(Records from a dataset)
....................
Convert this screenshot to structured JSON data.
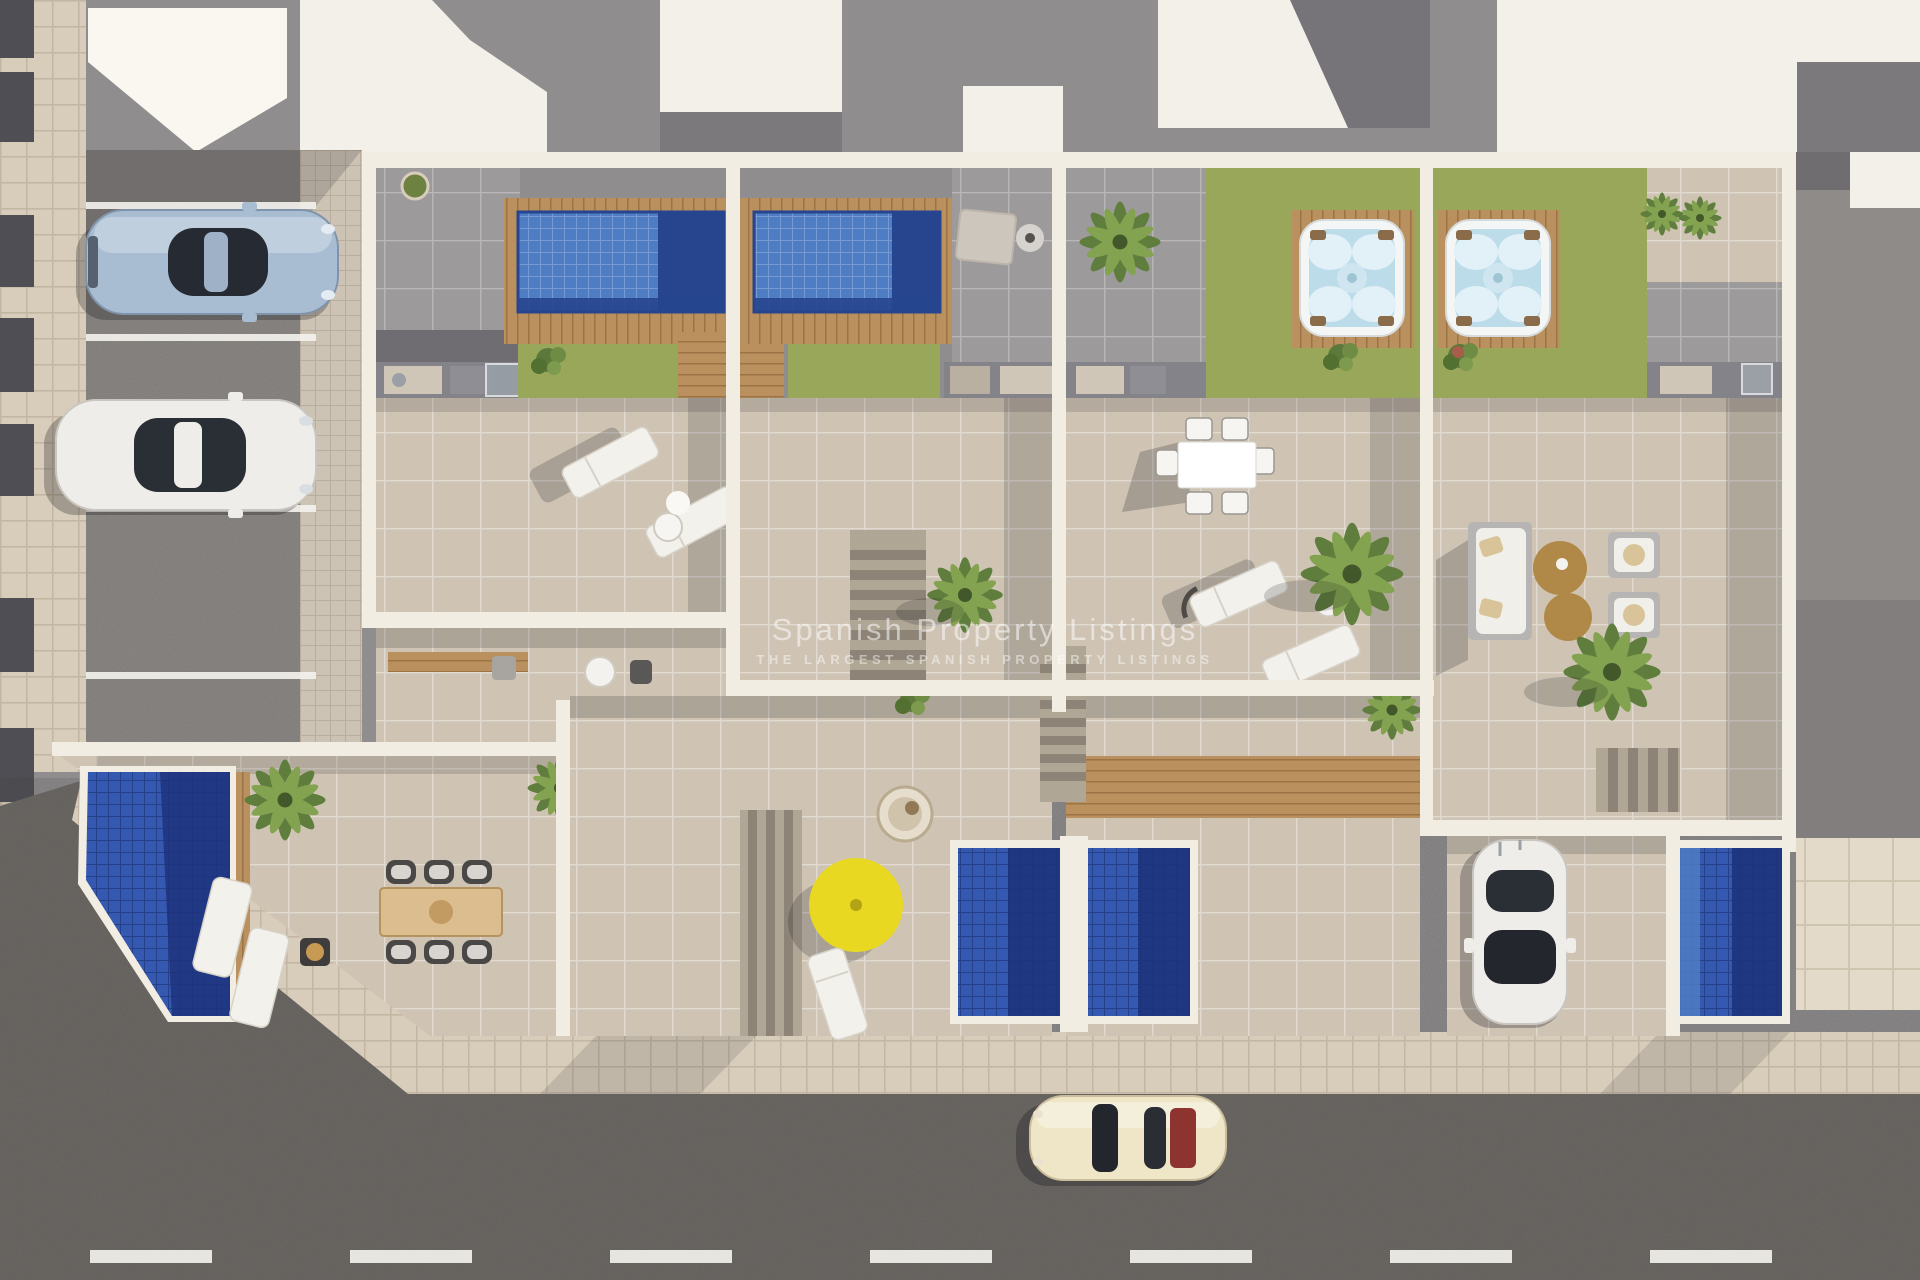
{
  "meta": {
    "title": "Aerial top-down 3D render of a modern townhouse development",
    "type": "architectural-render"
  },
  "watermark": {
    "title": "Spanish Property Listings",
    "subtitle": "THE LARGEST SPANISH PROPERTY LISTINGS"
  },
  "palette": {
    "street": "#6e6a66",
    "parking": "#8d8986",
    "sidewalk": "#d8cdbb",
    "sidewalk_line": "#c3b7a4",
    "wall": "#f2ede2",
    "wall_bright": "#faf7f0",
    "roof_gray": "#8f8d8e",
    "roof_gray_dark": "#787679",
    "roof_white": "#f3f0ea",
    "tile_gray": "#9c9a9b",
    "tile_beige": "#cfc4b4",
    "tile_beige_light": "#d9cfc1",
    "lawn": "#98a75a",
    "lawn_dark": "#6d8140",
    "deck_wood": "#b9905e",
    "deck_wood_dark": "#9a7347",
    "pool_light": "#4f7dc4",
    "pool_dark": "#27458f",
    "pool_ground": "#3558b0",
    "pool_ground_dark": "#1d337c",
    "hot_tub_water": "#bcdcea",
    "hot_tub_shell": "#f4f6f6",
    "umbrella_yellow": "#e8d821",
    "table_brown": "#b08948",
    "car_blue": "#a8bdd2",
    "car_white": "#efedea",
    "car_cream": "#efe6c8",
    "car_red_accent": "#8e3430"
  },
  "scene": {
    "setting": "Top-down aerial render of four modern townhouses with roof terraces, two rooftop pools, two hot tubs on timber decks, lawns, ground-level plunge pools, a corner garden pool with dining set, parking bays with two cars, a driveway with a parked car and a street with a cream classic car",
    "units_count": 4,
    "features": [
      "rooftop pool with wooden deck (unit 1)",
      "rooftop pool with wooden deck (unit 2)",
      "hot tub on timber deck with lawn (unit 3)",
      "hot tub on timber deck with lawn (unit 4)",
      "ground-level plunge pools",
      "corner garden pool with wooden dining table",
      "sun loungers and outdoor lounge furniture",
      "yellow parasol",
      "street with dashed lane markings",
      "parking bays",
      "private driveway"
    ],
    "vehicles": [
      {
        "name": "silver-blue sports car",
        "location": "parking bay, top left"
      },
      {
        "name": "white sedan",
        "location": "parking bay, left"
      },
      {
        "name": "white hatchback",
        "location": "driveway, bottom right"
      },
      {
        "name": "cream classic coupe",
        "location": "street, bottom"
      }
    ]
  }
}
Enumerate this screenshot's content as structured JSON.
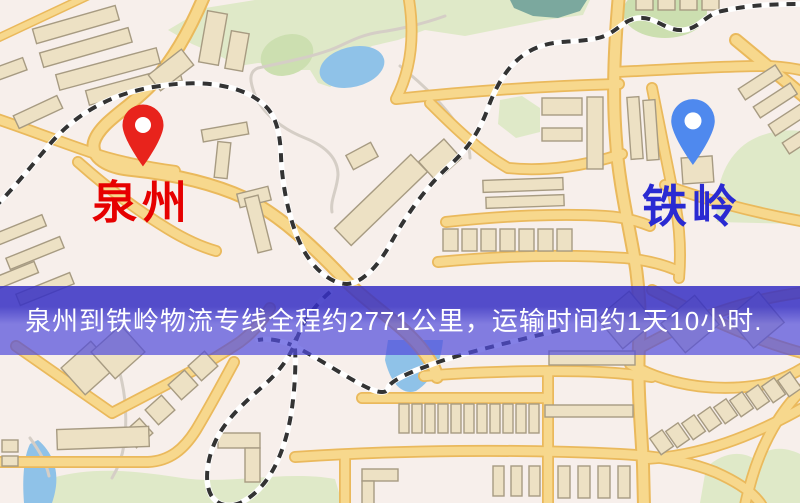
....................
Copy every line in the listing above where the string "bays" turns up.

    "setting": "Top-down aerial render of four modern townhouses with roof terraces, two rooftop pools, two hot tubs on timber decks, lawns, ground-level plunge pools, a corner garden pool with dining set, parking bays with two cars, a driveway with a parked car and a street with a cream classic car",
      "parking bays",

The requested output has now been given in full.